* **Direction**: Recast the material, from its first line up to and including the line with "For every button, label, input, icon, or", as a Markdown table with the columns Row and Text: number each line, and leave out blank lines and pictures.

* **Data listing**:

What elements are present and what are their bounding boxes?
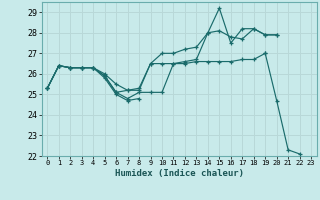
X-axis label: Humidex (Indice chaleur): Humidex (Indice chaleur)	[115, 169, 244, 178]
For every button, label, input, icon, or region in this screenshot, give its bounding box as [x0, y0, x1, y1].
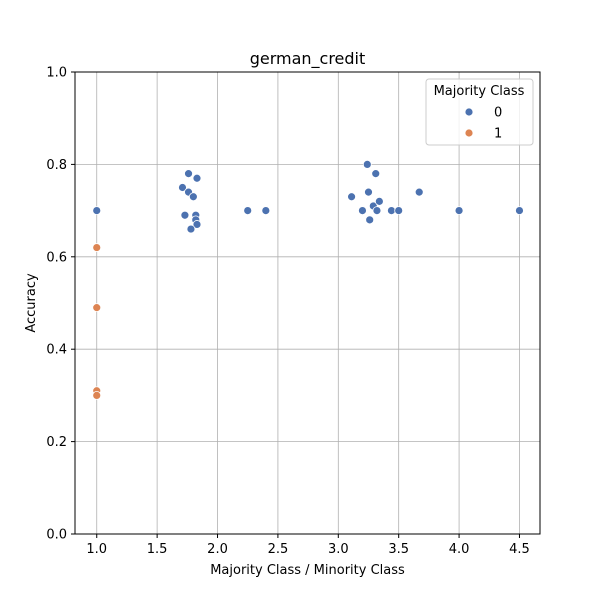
data-point-class-0	[387, 206, 396, 216]
data-point-class-0	[362, 159, 372, 169]
axes-frame	[74, 71, 541, 535]
grid	[75, 71, 540, 535]
data-point-class-0	[347, 192, 356, 202]
y-tick-label: 1.0	[46, 66, 67, 81]
data-point-class-0	[515, 206, 524, 216]
x-tick-label: 3.0	[328, 542, 349, 557]
x-tick-label: 2.0	[207, 542, 228, 557]
y-axis-ticks: 0.0 0.2 0.4 0.6 0.8 1.0	[46, 66, 75, 543]
x-tick-label: 1.5	[147, 542, 168, 557]
x-tick-label: 4.0	[449, 542, 470, 557]
data-point-class-0	[186, 224, 196, 234]
data-point-class-0	[178, 183, 187, 192]
legend-label-1: 1	[494, 127, 502, 142]
data-point-class-0	[454, 206, 464, 216]
legend-label-0: 0	[494, 106, 502, 121]
data-point-class-0	[374, 196, 384, 206]
legend-entries: 01	[464, 106, 502, 142]
data-point-class-0	[372, 206, 382, 216]
y-tick-label: 0.2	[46, 435, 67, 450]
chart-title: german_credit	[250, 49, 366, 69]
legend-marker-1	[464, 128, 474, 138]
y-tick-label: 0.4	[46, 343, 67, 358]
legend-box	[425, 78, 534, 146]
data-point-class-0	[364, 187, 373, 197]
data-point-class-0	[243, 206, 253, 216]
x-tick-label: 2.5	[268, 542, 289, 557]
data-point-class-0	[371, 169, 381, 179]
data-point-class-1	[92, 243, 102, 252]
data-point-class-1	[92, 303, 102, 313]
data-points	[92, 159, 524, 400]
data-point-class-1	[92, 390, 102, 400]
x-tick-label: 1.0	[86, 542, 107, 557]
x-axis-label: Majority Class / Minority Class	[210, 563, 405, 578]
data-point-class-0	[358, 206, 367, 216]
x-tick-label: 3.5	[388, 542, 409, 557]
data-point-class-0	[261, 206, 271, 216]
y-axis-label: Accuracy	[24, 273, 39, 333]
data-point-class-0	[192, 173, 202, 183]
data-point-class-0	[92, 206, 102, 216]
legend-title: Majority Class	[434, 84, 525, 99]
data-point-class-0	[188, 192, 198, 202]
plot-area	[75, 72, 540, 534]
x-axis-ticks: 1.0 1.5 2.0 2.5 3.0 3.5 4.0 4.5	[86, 534, 530, 557]
legend: Majority Class 01	[425, 78, 534, 146]
y-tick-label: 0.6	[46, 250, 67, 265]
data-point-class-0	[365, 215, 375, 225]
data-point-class-0	[414, 187, 424, 197]
y-tick-label: 0.0	[46, 528, 67, 543]
data-point-class-0	[394, 206, 404, 216]
legend-marker-0	[464, 107, 474, 117]
x-tick-label: 4.5	[509, 542, 530, 557]
y-tick-label: 0.8	[46, 158, 67, 173]
data-point-class-0	[180, 210, 190, 220]
data-point-class-0	[192, 220, 202, 229]
data-point-class-0	[184, 169, 193, 179]
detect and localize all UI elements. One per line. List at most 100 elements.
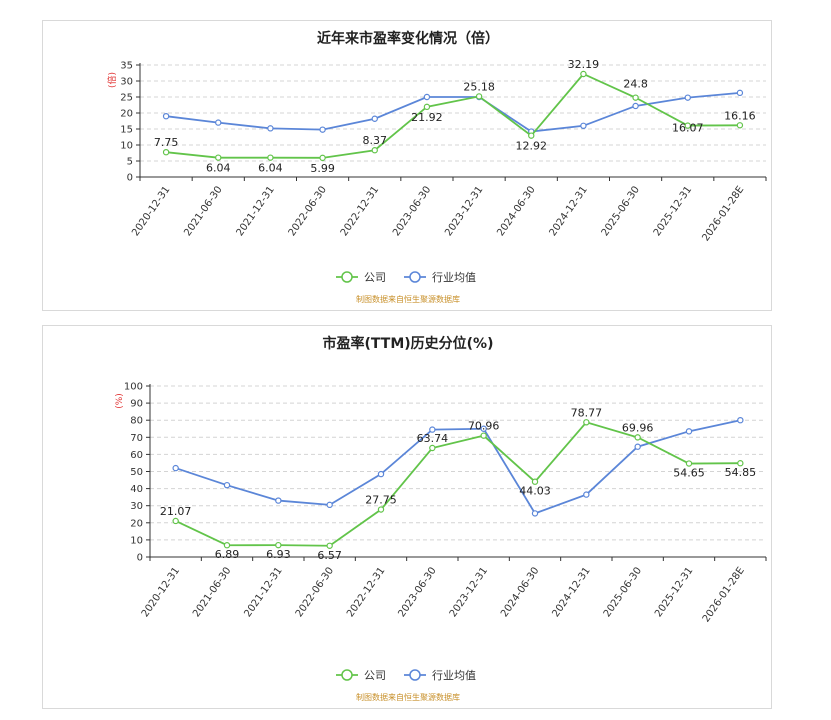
company-data-label: 54.85 xyxy=(725,466,757,479)
industry-point xyxy=(737,416,744,424)
company-data-label: 54.65 xyxy=(673,467,705,480)
y-tick-label: 60 xyxy=(130,450,143,461)
x-tick-label: 2023-06-30 xyxy=(391,184,433,238)
x-tick-label: 2023-12-31 xyxy=(443,184,485,238)
y-tick-label: 90 xyxy=(130,399,143,410)
company-point xyxy=(684,122,691,129)
x-tick-label: 2026-01-28E xyxy=(700,184,746,243)
industry-point xyxy=(580,122,587,130)
industry-point xyxy=(632,102,639,110)
industry-point xyxy=(275,497,282,504)
y-tick-label: 0 xyxy=(137,553,143,564)
y-axis-unit: (倍) xyxy=(106,72,118,88)
pe-percentile-chart: 市盈率(TTM)历史分位(%) (%) 0 10 20 30 40 50 60 70 80 90 100… xyxy=(115,335,767,702)
x-tick-label: 2024-06-30 xyxy=(499,565,541,619)
industry-series-line xyxy=(175,419,741,515)
y-tick-label: 40 xyxy=(130,484,143,495)
x-tick-label: 2025-06-30 xyxy=(600,184,642,238)
company-data-label: 7.75 xyxy=(154,136,179,149)
industry-point xyxy=(172,464,179,472)
source-note: 制图数据来自恒生聚源数据库 xyxy=(356,692,460,702)
company-point xyxy=(267,154,274,161)
x-tick-label: 2023-06-30 xyxy=(396,565,438,619)
company-series-line xyxy=(175,421,741,547)
company-data-label: 6.04 xyxy=(258,162,283,175)
x-tick-label: 2020-12-31 xyxy=(140,565,182,619)
legend-company-label: 公司 xyxy=(364,669,386,682)
industry-point xyxy=(319,126,326,133)
legend-company-marker xyxy=(341,669,353,681)
company-data-label: 12.92 xyxy=(516,140,548,153)
company-point xyxy=(326,542,333,549)
y-tick-label: 30 xyxy=(120,77,133,88)
y-tick-label: 50 xyxy=(130,467,143,478)
industry-point xyxy=(684,94,691,101)
x-tick-label: 2021-06-30 xyxy=(191,565,233,619)
company-data-label: 32.19 xyxy=(568,58,600,71)
industry-point xyxy=(583,491,590,498)
x-tick-label: 2024-12-31 xyxy=(548,184,590,238)
y-tick-label: 80 xyxy=(130,416,143,427)
y-tick-label: 0 xyxy=(127,173,133,184)
industry-point xyxy=(423,93,431,101)
company-point xyxy=(172,517,179,525)
legend-company-marker xyxy=(341,271,353,283)
company-point xyxy=(429,444,436,452)
industry-point xyxy=(685,428,693,435)
industry-point xyxy=(267,125,274,132)
company-data-label: 21.92 xyxy=(411,111,443,124)
company-point xyxy=(223,542,231,549)
company-data-label: 24.8 xyxy=(623,78,648,91)
x-tick-label: 2022-06-30 xyxy=(294,565,336,619)
x-tick-label: 2025-12-31 xyxy=(652,184,694,238)
x-tick-label: 2024-06-30 xyxy=(495,184,537,238)
industry-point xyxy=(326,501,333,509)
company-data-label: 44.03 xyxy=(519,485,551,498)
y-tick-label: 35 xyxy=(120,61,133,72)
x-tick-label: 2025-06-30 xyxy=(602,565,644,619)
y-tick-label: 25 xyxy=(120,93,133,104)
company-data-label: 27.75 xyxy=(365,494,397,507)
company-point xyxy=(528,132,535,139)
company-point xyxy=(634,434,641,441)
pe-trend-panel: 近年来市盈率变化情况（倍） (倍) 0 5 10 15 20 25 30 35 2020-12-31… xyxy=(42,20,772,311)
x-tick-label: 2020-12-31 xyxy=(130,184,172,238)
x-tick-label: 2022-06-30 xyxy=(287,184,329,238)
industry-point xyxy=(215,119,222,126)
industry-point xyxy=(531,510,539,517)
company-point xyxy=(475,93,483,100)
company-point xyxy=(685,460,693,467)
company-data-label: 6.04 xyxy=(206,162,231,175)
x-tick-label: 2021-12-31 xyxy=(242,565,284,619)
company-point xyxy=(371,147,378,154)
company-point xyxy=(583,419,590,426)
company-data-label: 6.93 xyxy=(266,548,291,561)
y-tick-label: 70 xyxy=(130,433,143,444)
company-point xyxy=(632,94,639,101)
chart-title: 近年来市盈率变化情况（倍） xyxy=(317,30,499,47)
company-data-label: 69.96 xyxy=(622,421,654,434)
company-data-label: 5.99 xyxy=(310,162,335,175)
legend-industry-marker xyxy=(409,271,421,283)
y-tick-label: 10 xyxy=(130,535,143,546)
company-point xyxy=(737,460,744,467)
x-tick-label: 2026-01-28E xyxy=(701,565,747,624)
industry-point xyxy=(371,115,378,122)
x-tick-label: 2022-12-31 xyxy=(339,184,381,238)
x-tick-label: 2025-12-31 xyxy=(653,565,695,619)
company-data-label: 70.96 xyxy=(468,420,500,433)
company-point xyxy=(480,432,487,439)
x-tick-label: 2021-06-30 xyxy=(182,184,224,238)
industry-point xyxy=(480,425,487,432)
y-tick-label: 20 xyxy=(120,109,133,120)
x-tick-label: 2024-12-31 xyxy=(550,565,592,619)
company-point xyxy=(215,154,222,161)
pe-percentile-panel: 市盈率(TTM)历史分位(%) (%) 0 10 20 30 40 50 60 70 80 90 100… xyxy=(42,325,772,709)
company-point xyxy=(162,148,170,156)
company-data-label: 21.07 xyxy=(160,505,192,518)
legend-company-label: 公司 xyxy=(364,271,386,284)
y-tick-label: 30 xyxy=(130,501,143,512)
company-data-label: 8.37 xyxy=(363,134,388,147)
legend-industry-marker xyxy=(409,669,421,681)
company-data-label: 6.89 xyxy=(215,548,240,561)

* **Answer to this exercise**:
| Row | Text |
|---|---|
| 1 | What elements are present and what are their bounding boxes? |
| 2 | X-axis label: Humidex (Indice chaleur): Humidex (Indice chaleur)	[115, 169, 244, 178] |
| 3 | For every button, label, input, icon, or region in this screenshot, give its bounding box as [x0, y0, x1, y1]. |